▶ Short exercise
Return all lines where the word "title" can be found.

▶ Record extracts
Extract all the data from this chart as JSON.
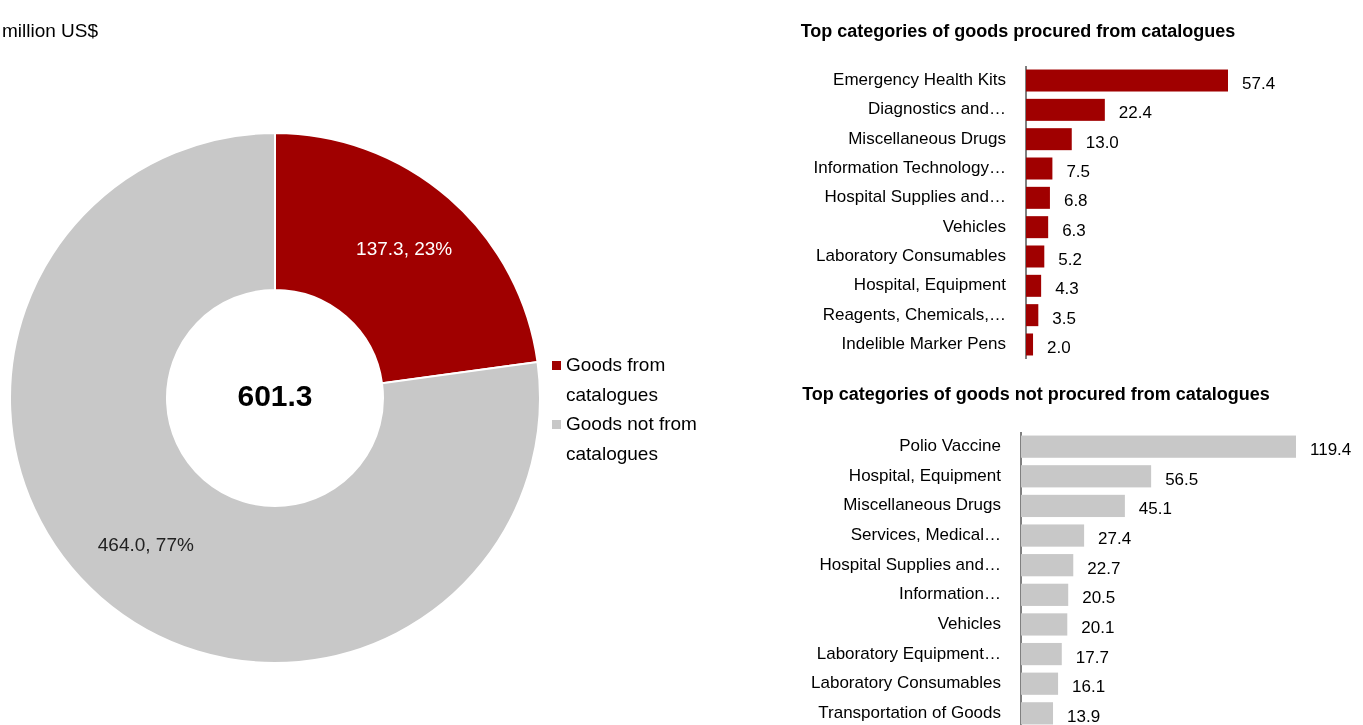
{
  "chart_data": [
    {
      "type": "donut",
      "annotations": [
        "million US$",
        "601.3"
      ],
      "categories": [
        "Goods from catalogues",
        "Goods not from catalogues"
      ],
      "values": [
        137.3,
        464.0
      ],
      "colors": [
        "#a00000",
        "#c8c8c8"
      ],
      "value_labels": [
        "137.3, 23%",
        "464.0, 77%"
      ],
      "legend": "right"
    },
    {
      "type": "bar",
      "orientation": "horizontal",
      "title": "Top categories of goods procured from catalogues",
      "categories": [
        "Emergency Health Kits",
        "Diagnostics and…",
        "Miscellaneous Drugs",
        "Information Technology…",
        "Hospital Supplies and…",
        "Vehicles",
        "Laboratory Consumables",
        "Hospital, Equipment",
        "Reagents, Chemicals,…",
        "Indelible Marker Pens"
      ],
      "values": [
        57.4,
        22.4,
        13.0,
        7.5,
        6.8,
        6.3,
        5.2,
        4.3,
        3.5,
        2.0
      ],
      "color": "#a00000",
      "value_labels": [
        "57.4",
        "22.4",
        "13.0",
        "7.5",
        "6.8",
        "6.3",
        "5.2",
        "4.3",
        "3.5",
        "2.0"
      ]
    },
    {
      "type": "bar",
      "orientation": "horizontal",
      "title": "Top categories of goods not procured from catalogues",
      "categories": [
        "Polio Vaccine",
        "Hospital, Equipment",
        "Miscellaneous Drugs",
        "Services, Medical…",
        "Hospital Supplies and…",
        "Information…",
        "Vehicles",
        "Laboratory Equipment…",
        "Laboratory Consumables",
        "Transportation of Goods"
      ],
      "values": [
        119.4,
        56.5,
        45.1,
        27.4,
        22.7,
        20.5,
        20.1,
        17.7,
        16.1,
        13.9
      ],
      "color": "#c8c8c8",
      "value_labels": [
        "119.4",
        "56.5",
        "45.1",
        "27.4",
        "22.7",
        "20.5",
        "20.1",
        "17.7",
        "16.1",
        "13.9"
      ]
    }
  ]
}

▶ Exercise output
      "title": "Top categories of goods procured from catalogues",
      "title": "Top categories of goods not procured from catalogues",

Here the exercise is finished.